[Collected data entries]
↓↓↓

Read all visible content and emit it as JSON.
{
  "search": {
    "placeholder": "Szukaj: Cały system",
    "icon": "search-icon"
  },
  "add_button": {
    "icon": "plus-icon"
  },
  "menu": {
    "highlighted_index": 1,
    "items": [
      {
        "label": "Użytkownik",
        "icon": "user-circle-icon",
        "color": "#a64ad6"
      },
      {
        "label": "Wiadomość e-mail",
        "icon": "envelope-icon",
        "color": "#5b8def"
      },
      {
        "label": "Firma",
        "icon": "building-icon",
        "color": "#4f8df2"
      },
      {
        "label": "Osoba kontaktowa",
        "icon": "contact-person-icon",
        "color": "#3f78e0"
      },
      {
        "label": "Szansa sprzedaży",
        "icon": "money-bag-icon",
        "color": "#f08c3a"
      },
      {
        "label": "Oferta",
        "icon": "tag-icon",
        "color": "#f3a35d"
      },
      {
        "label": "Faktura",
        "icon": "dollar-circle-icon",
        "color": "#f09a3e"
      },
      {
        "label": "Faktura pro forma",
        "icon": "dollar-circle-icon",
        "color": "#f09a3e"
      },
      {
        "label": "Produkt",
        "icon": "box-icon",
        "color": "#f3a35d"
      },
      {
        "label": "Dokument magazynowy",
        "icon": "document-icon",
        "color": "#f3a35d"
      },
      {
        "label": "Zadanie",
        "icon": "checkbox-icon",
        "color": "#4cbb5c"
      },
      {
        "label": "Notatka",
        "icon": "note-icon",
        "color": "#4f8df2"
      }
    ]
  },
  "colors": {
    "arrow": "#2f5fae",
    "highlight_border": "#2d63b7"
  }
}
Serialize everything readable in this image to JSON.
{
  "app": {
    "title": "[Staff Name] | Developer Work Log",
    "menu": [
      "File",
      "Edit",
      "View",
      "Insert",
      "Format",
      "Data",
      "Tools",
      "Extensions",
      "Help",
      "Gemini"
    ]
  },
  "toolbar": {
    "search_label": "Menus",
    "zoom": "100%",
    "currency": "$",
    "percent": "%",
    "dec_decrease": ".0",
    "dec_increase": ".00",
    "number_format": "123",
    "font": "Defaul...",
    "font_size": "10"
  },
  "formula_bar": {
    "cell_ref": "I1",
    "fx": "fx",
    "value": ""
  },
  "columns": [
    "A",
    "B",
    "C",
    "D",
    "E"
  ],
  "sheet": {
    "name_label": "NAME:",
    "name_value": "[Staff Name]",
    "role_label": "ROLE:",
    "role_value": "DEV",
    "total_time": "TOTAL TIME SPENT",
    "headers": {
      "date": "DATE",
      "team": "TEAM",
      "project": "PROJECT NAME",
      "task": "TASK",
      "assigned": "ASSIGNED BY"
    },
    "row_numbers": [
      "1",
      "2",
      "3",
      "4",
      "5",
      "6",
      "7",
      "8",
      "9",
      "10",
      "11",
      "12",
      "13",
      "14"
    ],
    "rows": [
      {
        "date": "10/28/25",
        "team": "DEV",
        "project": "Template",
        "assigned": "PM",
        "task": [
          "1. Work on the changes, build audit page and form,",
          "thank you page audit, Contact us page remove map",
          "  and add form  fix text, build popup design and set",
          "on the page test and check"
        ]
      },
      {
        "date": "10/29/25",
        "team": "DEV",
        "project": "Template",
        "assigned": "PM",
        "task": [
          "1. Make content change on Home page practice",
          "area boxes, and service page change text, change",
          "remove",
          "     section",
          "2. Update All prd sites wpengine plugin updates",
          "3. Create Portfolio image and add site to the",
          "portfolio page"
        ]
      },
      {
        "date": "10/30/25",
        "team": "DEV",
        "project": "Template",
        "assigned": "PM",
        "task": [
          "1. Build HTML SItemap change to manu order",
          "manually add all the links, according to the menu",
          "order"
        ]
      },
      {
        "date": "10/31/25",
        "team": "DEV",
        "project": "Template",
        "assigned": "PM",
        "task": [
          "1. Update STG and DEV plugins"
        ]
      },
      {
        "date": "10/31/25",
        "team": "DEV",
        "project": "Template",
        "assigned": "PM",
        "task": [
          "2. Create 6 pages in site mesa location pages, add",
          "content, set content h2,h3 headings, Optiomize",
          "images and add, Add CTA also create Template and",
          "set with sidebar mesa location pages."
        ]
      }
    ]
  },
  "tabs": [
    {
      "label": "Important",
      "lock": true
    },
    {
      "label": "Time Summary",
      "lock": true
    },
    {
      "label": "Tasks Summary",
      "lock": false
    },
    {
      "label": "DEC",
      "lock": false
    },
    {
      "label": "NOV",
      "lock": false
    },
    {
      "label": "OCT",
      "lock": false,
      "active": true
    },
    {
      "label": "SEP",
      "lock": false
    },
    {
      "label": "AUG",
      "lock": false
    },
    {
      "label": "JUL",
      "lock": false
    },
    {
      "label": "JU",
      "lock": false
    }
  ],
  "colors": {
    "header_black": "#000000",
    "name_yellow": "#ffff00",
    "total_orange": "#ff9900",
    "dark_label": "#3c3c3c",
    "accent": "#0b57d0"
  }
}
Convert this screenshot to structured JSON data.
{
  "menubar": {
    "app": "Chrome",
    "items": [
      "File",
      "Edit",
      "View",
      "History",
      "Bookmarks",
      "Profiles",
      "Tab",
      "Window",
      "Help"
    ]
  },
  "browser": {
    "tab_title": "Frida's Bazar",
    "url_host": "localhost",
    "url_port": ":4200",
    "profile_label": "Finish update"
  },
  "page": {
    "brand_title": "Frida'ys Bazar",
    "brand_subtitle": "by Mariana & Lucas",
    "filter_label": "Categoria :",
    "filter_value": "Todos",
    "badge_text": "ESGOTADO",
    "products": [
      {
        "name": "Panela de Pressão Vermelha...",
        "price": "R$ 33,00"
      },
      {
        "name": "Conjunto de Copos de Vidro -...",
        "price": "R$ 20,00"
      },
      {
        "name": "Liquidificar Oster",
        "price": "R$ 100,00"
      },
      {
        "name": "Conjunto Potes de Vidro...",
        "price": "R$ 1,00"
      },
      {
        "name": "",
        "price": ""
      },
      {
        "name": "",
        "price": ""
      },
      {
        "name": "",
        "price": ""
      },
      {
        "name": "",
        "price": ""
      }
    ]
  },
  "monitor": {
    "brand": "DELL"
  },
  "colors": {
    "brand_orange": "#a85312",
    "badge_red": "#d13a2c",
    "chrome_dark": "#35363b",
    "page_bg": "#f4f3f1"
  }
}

↑↑↑

** EXERCISE INSTRUCTIONS **
Above are some records. Print them all exactly.

** SOLUTION BELOW **
Read all visible content and emit it as JSON.
{
  "search": {
    "placeholder": "Szukaj: Cały system",
    "icon": "search-icon"
  },
  "add_button": {
    "icon": "plus-icon"
  },
  "menu": {
    "highlighted_index": 1,
    "items": [
      {
        "label": "Użytkownik",
        "icon": "user-circle-icon",
        "color": "#a64ad6"
      },
      {
        "label": "Wiadomość e-mail",
        "icon": "envelope-icon",
        "color": "#5b8def"
      },
      {
        "label": "Firma",
        "icon": "building-icon",
        "color": "#4f8df2"
      },
      {
        "label": "Osoba kontaktowa",
        "icon": "contact-person-icon",
        "color": "#3f78e0"
      },
      {
        "label": "Szansa sprzedaży",
        "icon": "money-bag-icon",
        "color": "#f08c3a"
      },
      {
        "label": "Oferta",
        "icon": "tag-icon",
        "color": "#f3a35d"
      },
      {
        "label": "Faktura",
        "icon": "dollar-circle-icon",
        "color": "#f09a3e"
      },
      {
        "label": "Faktura pro forma",
        "icon": "dollar-circle-icon",
        "color": "#f09a3e"
      },
      {
        "label": "Produkt",
        "icon": "box-icon",
        "color": "#f3a35d"
      },
      {
        "label": "Dokument magazynowy",
        "icon": "document-icon",
        "color": "#f3a35d"
      },
      {
        "label": "Zadanie",
        "icon": "checkbox-icon",
        "color": "#4cbb5c"
      },
      {
        "label": "Notatka",
        "icon": "note-icon",
        "color": "#4f8df2"
      }
    ]
  },
  "colors": {
    "arrow": "#2f5fae",
    "highlight_border": "#2d63b7"
  }
}
Serialize everything readable in this image to JSON.
{
  "app": {
    "title": "[Staff Name] | Developer Work Log",
    "menu": [
      "File",
      "Edit",
      "View",
      "Insert",
      "Format",
      "Data",
      "Tools",
      "Extensions",
      "Help",
      "Gemini"
    ]
  },
  "toolbar": {
    "search_label": "Menus",
    "zoom": "100%",
    "currency": "$",
    "percent": "%",
    "dec_decrease": ".0",
    "dec_increase": ".00",
    "number_format": "123",
    "font": "Defaul...",
    "font_size": "10"
  },
  "formula_bar": {
    "cell_ref": "I1",
    "fx": "fx",
    "value": ""
  },
  "columns": [
    "A",
    "B",
    "C",
    "D",
    "E"
  ],
  "sheet": {
    "name_label": "NAME:",
    "name_value": "[Staff Name]",
    "role_label": "ROLE:",
    "role_value": "DEV",
    "total_time": "TOTAL TIME SPENT",
    "headers": {
      "date": "DATE",
      "team": "TEAM",
      "project": "PROJECT NAME",
      "task": "TASK",
      "assigned": "ASSIGNED BY"
    },
    "row_numbers": [
      "1",
      "2",
      "3",
      "4",
      "5",
      "6",
      "7",
      "8",
      "9",
      "10",
      "11",
      "12",
      "13",
      "14"
    ],
    "rows": [
      {
        "date": "10/28/25",
        "team": "DEV",
        "project": "Template",
        "assigned": "PM",
        "task": [
          "1. Work on the changes, build audit page and form,",
          "thank you page audit, Contact us page remove map",
          "  and add form  fix text, build popup design and set",
          "on the page test and check"
        ]
      },
      {
        "date": "10/29/25",
        "team": "DEV",
        "project": "Template",
        "assigned": "PM",
        "task": [
          "1. Make content change on Home page practice",
          "area boxes, and service page change text, change",
          "remove",
          "     section",
          "2. Update All prd sites wpengine plugin updates",
          "3. Create Portfolio image and add site to the",
          "portfolio page"
        ]
      },
      {
        "date": "10/30/25",
        "team": "DEV",
        "project": "Template",
        "assigned": "PM",
        "task": [
          "1. Build HTML SItemap change to manu order",
          "manually add all the links, according to the menu",
          "order"
        ]
      },
      {
        "date": "10/31/25",
        "team": "DEV",
        "project": "Template",
        "assigned": "PM",
        "task": [
          "1. Update STG and DEV plugins"
        ]
      },
      {
        "date": "10/31/25",
        "team": "DEV",
        "project": "Template",
        "assigned": "PM",
        "task": [
          "2. Create 6 pages in site mesa location pages, add",
          "content, set content h2,h3 headings, Optiomize",
          "images and add, Add CTA also create Template and",
          "set with sidebar mesa location pages."
        ]
      }
    ]
  },
  "tabs": [
    {
      "label": "Important",
      "lock": true
    },
    {
      "label": "Time Summary",
      "lock": true
    },
    {
      "label": "Tasks Summary",
      "lock": false
    },
    {
      "label": "DEC",
      "lock": false
    },
    {
      "label": "NOV",
      "lock": false
    },
    {
      "label": "OCT",
      "lock": false,
      "active": true
    },
    {
      "label": "SEP",
      "lock": false
    },
    {
      "label": "AUG",
      "lock": false
    },
    {
      "label": "JUL",
      "lock": false
    },
    {
      "label": "JU",
      "lock": false
    }
  ],
  "colors": {
    "header_black": "#000000",
    "name_yellow": "#ffff00",
    "total_orange": "#ff9900",
    "dark_label": "#3c3c3c",
    "accent": "#0b57d0"
  }
}
Convert this screenshot to structured JSON data.
{
  "menubar": {
    "app": "Chrome",
    "items": [
      "File",
      "Edit",
      "View",
      "History",
      "Bookmarks",
      "Profiles",
      "Tab",
      "Window",
      "Help"
    ]
  },
  "browser": {
    "tab_title": "Frida's Bazar",
    "url_host": "localhost",
    "url_port": ":4200",
    "profile_label": "Finish update"
  },
  "page": {
    "brand_title": "Frida'ys Bazar",
    "brand_subtitle": "by Mariana & Lucas",
    "filter_label": "Categoria :",
    "filter_value": "Todos",
    "badge_text": "ESGOTADO",
    "products": [
      {
        "name": "Panela de Pressão Vermelha...",
        "price": "R$ 33,00"
      },
      {
        "name": "Conjunto de Copos de Vidro -...",
        "price": "R$ 20,00"
      },
      {
        "name": "Liquidificar Oster",
        "price": "R$ 100,00"
      },
      {
        "name": "Conjunto Potes de Vidro...",
        "price": "R$ 1,00"
      },
      {
        "name": "",
        "price": ""
      },
      {
        "name": "",
        "price": ""
      },
      {
        "name": "",
        "price": ""
      },
      {
        "name": "",
        "price": ""
      }
    ]
  },
  "monitor": {
    "brand": "DELL"
  },
  "colors": {
    "brand_orange": "#a85312",
    "badge_red": "#d13a2c",
    "chrome_dark": "#35363b",
    "page_bg": "#f4f3f1"
  }
}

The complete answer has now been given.